[Dataset rows about figures]
════
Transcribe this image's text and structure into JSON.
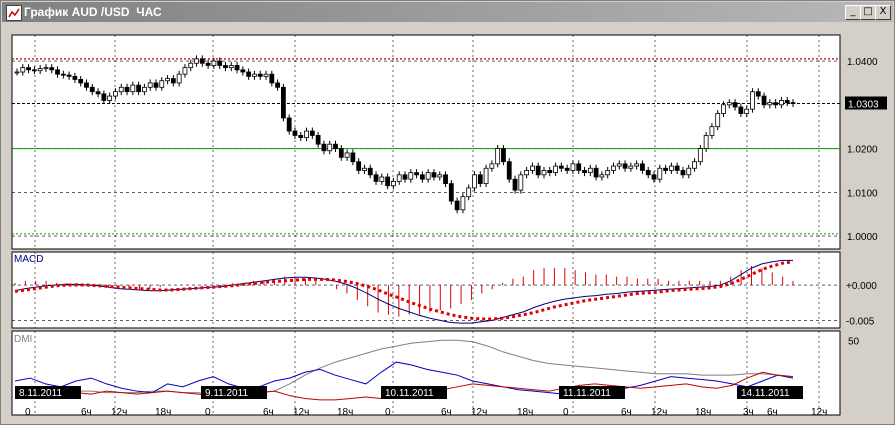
{
  "window": {
    "title": "График AUD /USD  ЧАС",
    "minimize": "_",
    "maximize": "□",
    "close": "X"
  },
  "price_panel": {
    "ticks": [
      {
        "label": "1.0400",
        "v": 1.04
      },
      {
        "label": "1.0200",
        "v": 1.02
      },
      {
        "label": "1.0100",
        "v": 1.01
      },
      {
        "label": "1.0000",
        "v": 1.0
      }
    ],
    "current": {
      "label": "1.0303",
      "v": 1.0303
    },
    "resistance": 1.0405,
    "support_level": 1.02,
    "lower_level": 1.0005,
    "ylim": [
      0.9975,
      1.0455
    ]
  },
  "macd_panel": {
    "name": "MACD",
    "ticks": [
      {
        "label": "+0.000",
        "v": 0
      },
      {
        "label": "-0.005",
        "v": -0.005
      }
    ],
    "ylim": [
      -0.0058,
      0.0044
    ]
  },
  "dmi_panel": {
    "name": "DMI",
    "ticks": [
      {
        "label": "50",
        "v": 50
      }
    ],
    "ylim": [
      0,
      55
    ]
  },
  "date_labels": [
    "8.11.2011",
    "9.11.2011",
    "10.11.2011",
    "11.11.2011",
    "14.11.2011"
  ],
  "hour_labels": [
    "0",
    "6ч",
    "12ч",
    "18ч",
    "0",
    "6ч",
    "12ч",
    "18ч",
    "0",
    "6ч",
    "12ч",
    "18ч",
    "0",
    "6ч",
    "12ч",
    "18ч",
    "3ч",
    "6ч",
    "12ч"
  ],
  "colors": {
    "plot_bg": "#ffffff",
    "candle": "#000000",
    "resistance": "#c00000",
    "support": "#00a000",
    "macd_line": "#000080",
    "signal": "#e00000",
    "adx": "#808080",
    "di_plus": "#0000c0",
    "di_minus": "#c00000"
  },
  "chart_data": {
    "type": "candlestick",
    "title": "",
    "ylabel": "",
    "closes": [
      1.0375,
      1.0385,
      1.038,
      1.0378,
      1.0383,
      1.0385,
      1.038,
      1.037,
      1.0368,
      1.0365,
      1.0358,
      1.035,
      1.034,
      1.033,
      1.0325,
      1.031,
      1.032,
      1.033,
      1.034,
      1.033,
      1.0345,
      1.033,
      1.034,
      1.035,
      1.034,
      1.0355,
      1.036,
      1.035,
      1.037,
      1.0385,
      1.0395,
      1.0405,
      1.0395,
      1.039,
      1.04,
      1.039,
      1.0385,
      1.039,
      1.038,
      1.0375,
      1.0365,
      1.037,
      1.0365,
      1.037,
      1.035,
      1.034,
      1.027,
      1.024,
      1.023,
      1.0225,
      1.024,
      1.023,
      1.021,
      1.0195,
      1.021,
      1.02,
      1.018,
      1.019,
      1.017,
      1.015,
      1.0155,
      1.014,
      1.0125,
      1.0135,
      1.0115,
      1.0125,
      1.014,
      1.013,
      1.0145,
      1.014,
      1.013,
      1.0145,
      1.0135,
      1.014,
      1.012,
      1.008,
      1.006,
      1.009,
      1.011,
      1.014,
      1.012,
      1.0155,
      1.0165,
      1.02,
      1.017,
      1.013,
      1.0105,
      1.014,
      1.015,
      1.016,
      1.014,
      1.015,
      1.0145,
      1.016,
      1.0155,
      1.015,
      1.0165,
      1.015,
      1.0145,
      1.0155,
      1.0135,
      1.014,
      1.015,
      1.016,
      1.0165,
      1.0155,
      1.016,
      1.0165,
      1.015,
      1.014,
      1.013,
      1.0155,
      1.015,
      1.016,
      1.015,
      1.014,
      1.0155,
      1.017,
      1.02,
      1.023,
      1.025,
      1.028,
      1.03,
      1.0305,
      1.0295,
      1.028,
      1.029,
      1.033,
      1.032,
      1.03,
      1.0305,
      1.03,
      1.031,
      1.0305,
      1.0303
    ],
    "macd": [
      -0.0008,
      -0.0005,
      -0.0003,
      -0.0001,
      0.0,
      0.0001,
      0.0001,
      0.0,
      -0.0001,
      -0.0003,
      -0.0005,
      -0.0006,
      -0.0007,
      -0.0008,
      -0.0008,
      -0.0007,
      -0.0006,
      -0.0005,
      -0.0004,
      -0.0003,
      -0.0002,
      0.0,
      0.0002,
      0.0004,
      0.0006,
      0.0008,
      0.001,
      0.0011,
      0.0011,
      0.001,
      0.0008,
      0.0005,
      0.0001,
      -0.0005,
      -0.0012,
      -0.002,
      -0.0027,
      -0.0033,
      -0.0038,
      -0.0043,
      -0.0047,
      -0.005,
      -0.0053,
      -0.0054,
      -0.0054,
      -0.0052,
      -0.005,
      -0.0046,
      -0.0042,
      -0.0038,
      -0.0032,
      -0.0027,
      -0.0023,
      -0.002,
      -0.0018,
      -0.0016,
      -0.0015,
      -0.0013,
      -0.0012,
      -0.001,
      -0.0009,
      -0.0008,
      -0.0007,
      -0.0006,
      -0.0005,
      -0.0004,
      -0.0003,
      -0.0002,
      0.0,
      0.0006,
      0.0015,
      0.0024,
      0.003,
      0.0033,
      0.0035,
      0.0035
    ],
    "macd_signal": [
      -0.0009,
      -0.0007,
      -0.0005,
      -0.0003,
      -0.0001,
      0.0,
      0.0,
      0.0,
      -0.0001,
      -0.0002,
      -0.0003,
      -0.0004,
      -0.0005,
      -0.0006,
      -0.0007,
      -0.0007,
      -0.0006,
      -0.0005,
      -0.0004,
      -0.0003,
      -0.0002,
      -0.0001,
      0.0001,
      0.0002,
      0.0004,
      0.0005,
      0.0006,
      0.0007,
      0.0008,
      0.0008,
      0.0008,
      0.0007,
      0.0005,
      0.0002,
      -0.0002,
      -0.0007,
      -0.0013,
      -0.0018,
      -0.0024,
      -0.0029,
      -0.0034,
      -0.0038,
      -0.0042,
      -0.0045,
      -0.0047,
      -0.0048,
      -0.0048,
      -0.0047,
      -0.0045,
      -0.0042,
      -0.0039,
      -0.0035,
      -0.0031,
      -0.0028,
      -0.0025,
      -0.0022,
      -0.002,
      -0.0018,
      -0.0016,
      -0.0014,
      -0.0012,
      -0.0011,
      -0.001,
      -0.0008,
      -0.0007,
      -0.0006,
      -0.0005,
      -0.0004,
      -0.0002,
      0.0002,
      0.0008,
      0.0015,
      0.0022,
      0.0027,
      0.0031,
      0.0033
    ],
    "adx": [
      18,
      17,
      16,
      16,
      15,
      15,
      14,
      14,
      14,
      15,
      15,
      14,
      14,
      13,
      13,
      13,
      14,
      15,
      20,
      26,
      31,
      35,
      38,
      41,
      44,
      46,
      48,
      49,
      50,
      50,
      49,
      46,
      42,
      39,
      36,
      34,
      33,
      32,
      31,
      30,
      29,
      28,
      27,
      27,
      27,
      26,
      26,
      26,
      27,
      27,
      26,
      25
    ],
    "di_plus": [
      22,
      24,
      20,
      18,
      22,
      24,
      20,
      17,
      15,
      14,
      20,
      18,
      22,
      25,
      20,
      17,
      18,
      22,
      24,
      28,
      30,
      26,
      23,
      20,
      28,
      35,
      33,
      30,
      28,
      26,
      22,
      20,
      18,
      16,
      15,
      14,
      13,
      14,
      15,
      16,
      17,
      19,
      22,
      25,
      24,
      23,
      22,
      20,
      18,
      22,
      26,
      24
    ],
    "di_minus": [
      14,
      15,
      16,
      15,
      14,
      13,
      15,
      14,
      13,
      14,
      15,
      14,
      13,
      12,
      14,
      13,
      14,
      15,
      12,
      10,
      9,
      9,
      10,
      11,
      10,
      10,
      12,
      14,
      16,
      18,
      20,
      19,
      18,
      17,
      16,
      15,
      17,
      19,
      20,
      19,
      18,
      17,
      18,
      19,
      20,
      18,
      17,
      19,
      24,
      28,
      26,
      25
    ]
  }
}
════
Gather and copy every line of the data in which the string "resistance" is found.

**Completed task**.
    "resistance": 1.0405,
    "resistance": "#c00000",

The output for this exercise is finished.